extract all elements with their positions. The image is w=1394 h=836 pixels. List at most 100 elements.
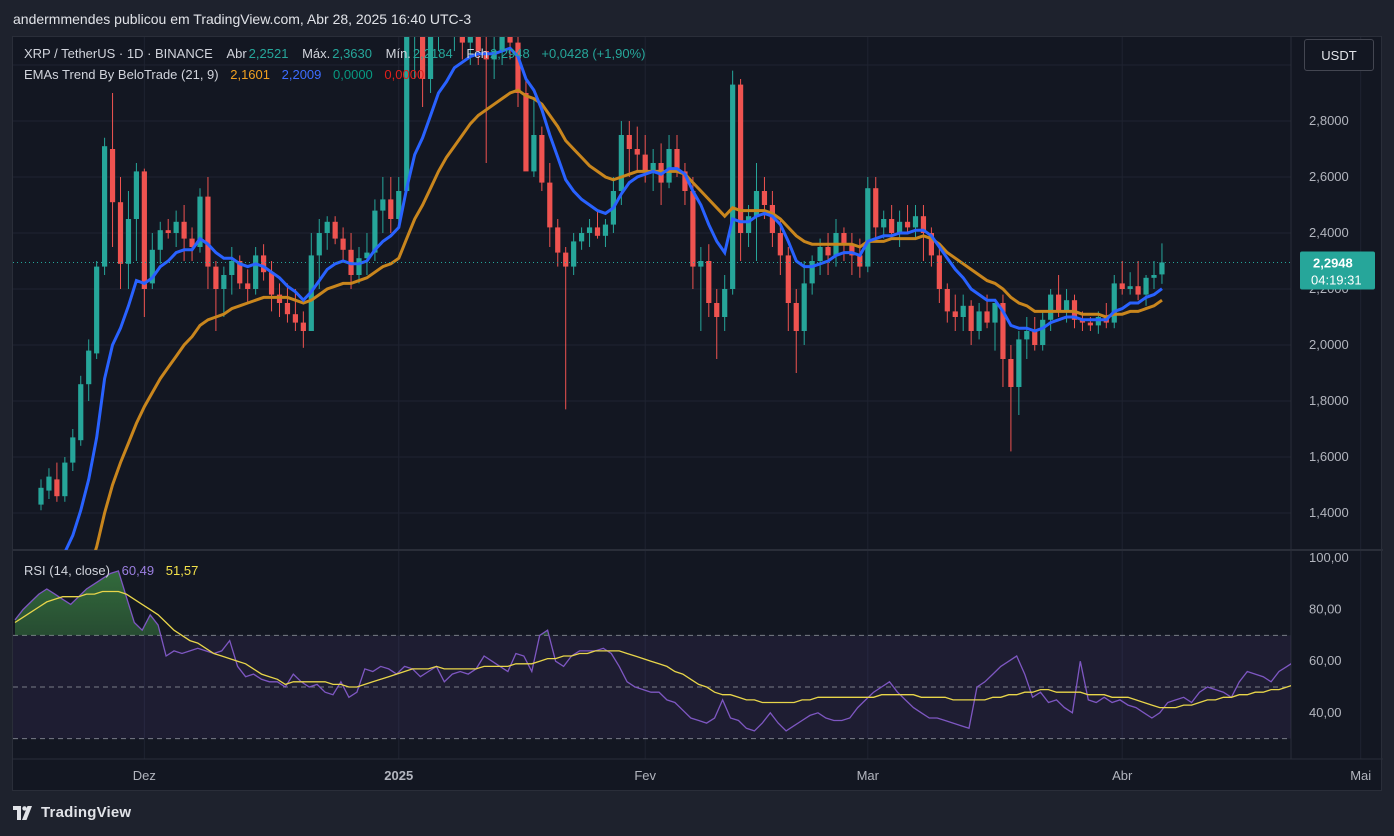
candle-body <box>650 163 656 172</box>
footer-brand[interactable]: TradingView <box>41 804 132 821</box>
candle-body <box>292 314 298 323</box>
candle-body <box>817 247 823 261</box>
candle-body <box>539 135 545 183</box>
candle-body <box>992 303 998 323</box>
candle-body <box>682 171 688 191</box>
candle-body <box>427 37 434 79</box>
candle-body <box>714 303 720 317</box>
symbol-legend: XRP / TetherUS · 1D · BINANCE Abr 2,2521 … <box>24 46 647 61</box>
candle-body <box>268 272 275 295</box>
candle-body <box>205 196 211 267</box>
candle-body <box>960 305 966 317</box>
time-tick-label: Mar <box>857 768 880 783</box>
candle-body <box>801 283 807 331</box>
candle-body <box>125 219 132 264</box>
candle-body <box>618 135 624 191</box>
candle-body <box>1151 275 1157 278</box>
candle-body <box>1040 319 1046 345</box>
indicator-value-2: 2,2009 <box>281 67 322 82</box>
price-tick-label: 2,8000 <box>1309 113 1349 128</box>
candle-body <box>547 182 553 228</box>
candle-body <box>38 487 44 505</box>
candle-body <box>404 37 410 191</box>
candle-body <box>1056 294 1062 312</box>
price-tick-label: 2,6000 <box>1309 169 1349 184</box>
candle-body <box>586 227 593 233</box>
candle-body <box>825 247 831 256</box>
candle-body <box>284 303 291 315</box>
candle-body <box>928 233 934 256</box>
low-label: Mín. <box>385 46 411 61</box>
candle-body <box>388 199 394 219</box>
candle-body <box>881 219 887 228</box>
candle-body <box>944 289 950 312</box>
candle-body <box>730 84 736 289</box>
candle-body <box>579 233 585 242</box>
candle-body <box>420 37 426 79</box>
candle-body <box>102 146 108 267</box>
tradingview-logo-icon[interactable] <box>13 805 35 820</box>
candle-body <box>698 261 704 267</box>
candle-body <box>213 266 219 289</box>
price-tick-label: 2,4000 <box>1309 225 1349 240</box>
candle-body <box>165 230 171 233</box>
time-tick-label: Mai <box>1350 768 1371 783</box>
candle-body <box>642 154 648 172</box>
rsi-tick-label: 100,00 <box>1309 550 1349 565</box>
candle-body <box>571 241 577 267</box>
candle-body <box>761 191 768 205</box>
candle-body <box>372 210 378 253</box>
candle-body <box>555 227 561 253</box>
candle-body <box>897 221 903 233</box>
candle-body <box>1063 300 1070 312</box>
price-tick-label: 1,8000 <box>1309 393 1349 408</box>
time-tick-label: Abr <box>1112 768 1133 783</box>
candle-body <box>690 191 696 267</box>
candle-body <box>364 252 370 259</box>
candle-body <box>1087 322 1093 326</box>
candle-body <box>1048 294 1054 320</box>
indicator-name[interactable]: EMAs Trend By BeloTrade (21, 9) <box>24 67 219 82</box>
price-tick-label: 2,0000 <box>1309 337 1349 352</box>
chart-area[interactable]: 3,00002,80002,60002,40002,20002,00001,80… <box>12 36 1383 792</box>
rsi-ma-value: 51,57 <box>165 563 199 578</box>
high-value: 2,3630 <box>332 46 372 61</box>
price-tick-label: 1,6000 <box>1309 449 1349 464</box>
candle-body <box>54 479 60 497</box>
candle-body <box>857 255 863 267</box>
candle-body <box>873 188 879 228</box>
time-tick-label: 2025 <box>384 768 413 783</box>
candle-body <box>396 191 402 219</box>
rsi-ma-line <box>14 590 1291 709</box>
candle-body <box>793 303 799 331</box>
rsi-tick-label: 40,00 <box>1309 705 1342 720</box>
rsi-name[interactable]: RSI (14, close) <box>24 563 110 578</box>
candle-body <box>340 238 346 250</box>
candle-body <box>626 135 632 149</box>
close-label: Fch <box>466 46 488 61</box>
candle-body <box>173 221 179 233</box>
candle-body <box>563 252 569 267</box>
symbol-name[interactable]: XRP / TetherUS · 1D · BINANCE <box>24 46 213 61</box>
candle-body <box>722 289 728 317</box>
candle-body <box>237 261 243 284</box>
candle-body <box>1016 339 1022 387</box>
candle-body <box>976 311 982 331</box>
price-chart-svg[interactable]: 3,00002,80002,60002,40002,20002,00001,80… <box>13 37 1383 792</box>
open-label: Abr <box>226 46 247 61</box>
candle-body <box>889 219 895 233</box>
candle-body <box>467 37 473 43</box>
rsi-legend[interactable]: RSI (14, close) 60,49 51,57 <box>24 563 200 578</box>
candle-body <box>809 261 815 284</box>
candle-body <box>62 462 68 497</box>
indicator-legend[interactable]: EMAs Trend By BeloTrade (21, 9) 2,1601 2… <box>24 67 426 82</box>
close-value: 2,2948 <box>489 46 530 61</box>
time-tick-label: Fev <box>634 768 656 783</box>
indicator-value-4: 0,0000 <box>384 67 425 82</box>
candle-body <box>316 233 322 256</box>
candle-body <box>785 255 791 303</box>
candle-body <box>769 205 775 233</box>
currency-button[interactable]: USDT <box>1304 39 1374 71</box>
candle-body <box>777 233 783 256</box>
candle-body <box>1111 283 1117 323</box>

------------------------------------------------------------------------

Stated problem: Can you update the entries above so that every "time-tick-label" reads "date-tick-label", with nothing else changed and the pictures omitted?

Exercise result:
extract all elements with their positions. The image is w=1394 h=836 pixels. List at most 100 elements.
candle-body <box>650 163 656 172</box>
footer-brand[interactable]: TradingView <box>41 804 132 821</box>
candle-body <box>292 314 298 323</box>
candle-body <box>817 247 823 261</box>
candle-body <box>539 135 545 183</box>
candle-body <box>992 303 998 323</box>
candle-body <box>682 171 688 191</box>
candle-body <box>427 37 434 79</box>
candle-body <box>714 303 720 317</box>
symbol-legend: XRP / TetherUS · 1D · BINANCE Abr 2,2521 … <box>24 46 647 61</box>
candle-body <box>268 272 275 295</box>
candle-body <box>205 196 211 267</box>
candle-body <box>960 305 966 317</box>
date-tick-label: Mar <box>857 768 880 783</box>
candle-body <box>801 283 807 331</box>
candle-body <box>125 219 132 264</box>
candle-body <box>618 135 624 191</box>
candle-body <box>1151 275 1157 278</box>
candle-body <box>1040 319 1046 345</box>
indicator-value-2: 2,2009 <box>281 67 322 82</box>
price-tick-label: 2,8000 <box>1309 113 1349 128</box>
candle-body <box>547 182 553 228</box>
candle-body <box>38 487 44 505</box>
candle-body <box>404 37 410 191</box>
candle-body <box>1056 294 1062 312</box>
price-tick-label: 2,6000 <box>1309 169 1349 184</box>
candle-body <box>586 227 593 233</box>
candle-body <box>825 247 831 256</box>
candle-body <box>284 303 291 315</box>
candle-body <box>928 233 934 256</box>
low-label: Mín. <box>385 46 411 61</box>
candle-body <box>388 199 394 219</box>
candle-body <box>881 219 887 228</box>
candle-body <box>944 289 950 312</box>
candle-body <box>730 84 736 289</box>
candle-body <box>579 233 585 242</box>
candle-body <box>420 37 426 79</box>
candle-body <box>102 146 108 267</box>
tradingview-logo-icon[interactable] <box>13 805 35 820</box>
candle-body <box>698 261 704 267</box>
candle-body <box>213 266 219 289</box>
price-tick-label: 2,4000 <box>1309 225 1349 240</box>
candle-body <box>165 230 171 233</box>
date-tick-label: Mai <box>1350 768 1371 783</box>
candle-body <box>642 154 648 172</box>
rsi-tick-label: 100,00 <box>1309 550 1349 565</box>
candle-body <box>571 241 577 267</box>
candle-body <box>761 191 768 205</box>
candle-body <box>372 210 378 253</box>
candle-body <box>555 227 561 253</box>
candle-body <box>897 221 903 233</box>
candle-body <box>1063 300 1070 312</box>
price-tick-label: 1,8000 <box>1309 393 1349 408</box>
date-tick-label: Abr <box>1112 768 1133 783</box>
candle-body <box>690 191 696 267</box>
candle-body <box>364 252 370 259</box>
candle-body <box>1087 322 1093 326</box>
candle-body <box>1048 294 1054 320</box>
indicator-name[interactable]: EMAs Trend By BeloTrade (21, 9) <box>24 67 219 82</box>
price-tick-label: 2,0000 <box>1309 337 1349 352</box>
chart-area[interactable]: 3,00002,80002,60002,40002,20002,00001,80… <box>12 36 1383 792</box>
rsi-ma-value: 51,57 <box>165 563 199 578</box>
high-value: 2,3630 <box>332 46 372 61</box>
price-tick-label: 1,6000 <box>1309 449 1349 464</box>
candle-body <box>54 479 60 497</box>
candle-body <box>857 255 863 267</box>
candle-body <box>873 188 879 228</box>
date-tick-label: 2025 <box>384 768 413 783</box>
candle-body <box>396 191 402 219</box>
rsi-ma-line <box>14 590 1291 709</box>
candle-body <box>793 303 799 331</box>
rsi-tick-label: 40,00 <box>1309 705 1342 720</box>
rsi-name[interactable]: RSI (14, close) <box>24 563 110 578</box>
candle-body <box>340 238 346 250</box>
candle-body <box>626 135 632 149</box>
close-label: Fch <box>466 46 488 61</box>
candle-body <box>173 221 179 233</box>
candle-body <box>563 252 569 267</box>
symbol-name[interactable]: XRP / TetherUS · 1D · BINANCE <box>24 46 213 61</box>
candle-body <box>722 289 728 317</box>
candle-body <box>237 261 243 284</box>
candle-body <box>1016 339 1022 387</box>
candle-body <box>976 311 982 331</box>
price-chart-svg[interactable]: 3,00002,80002,60002,40002,20002,00001,80… <box>13 37 1383 792</box>
open-label: Abr <box>226 46 247 61</box>
candle-body <box>889 219 895 233</box>
candle-body <box>467 37 473 43</box>
rsi-legend[interactable]: RSI (14, close) 60,49 51,57 <box>24 563 200 578</box>
candle-body <box>809 261 815 284</box>
candle-body <box>62 462 68 497</box>
indicator-legend[interactable]: EMAs Trend By BeloTrade (21, 9) 2,1601 2… <box>24 67 426 82</box>
close-value: 2,2948 <box>489 46 530 61</box>
date-tick-label: Fev <box>634 768 656 783</box>
indicator-value-4: 0,0000 <box>384 67 425 82</box>
candle-body <box>316 233 322 256</box>
candle-body <box>785 255 791 303</box>
candle-body <box>769 205 775 233</box>
currency-button[interactable]: USDT <box>1304 39 1374 71</box>
candle-body <box>777 233 783 256</box>
candle-body <box>1111 283 1117 323</box>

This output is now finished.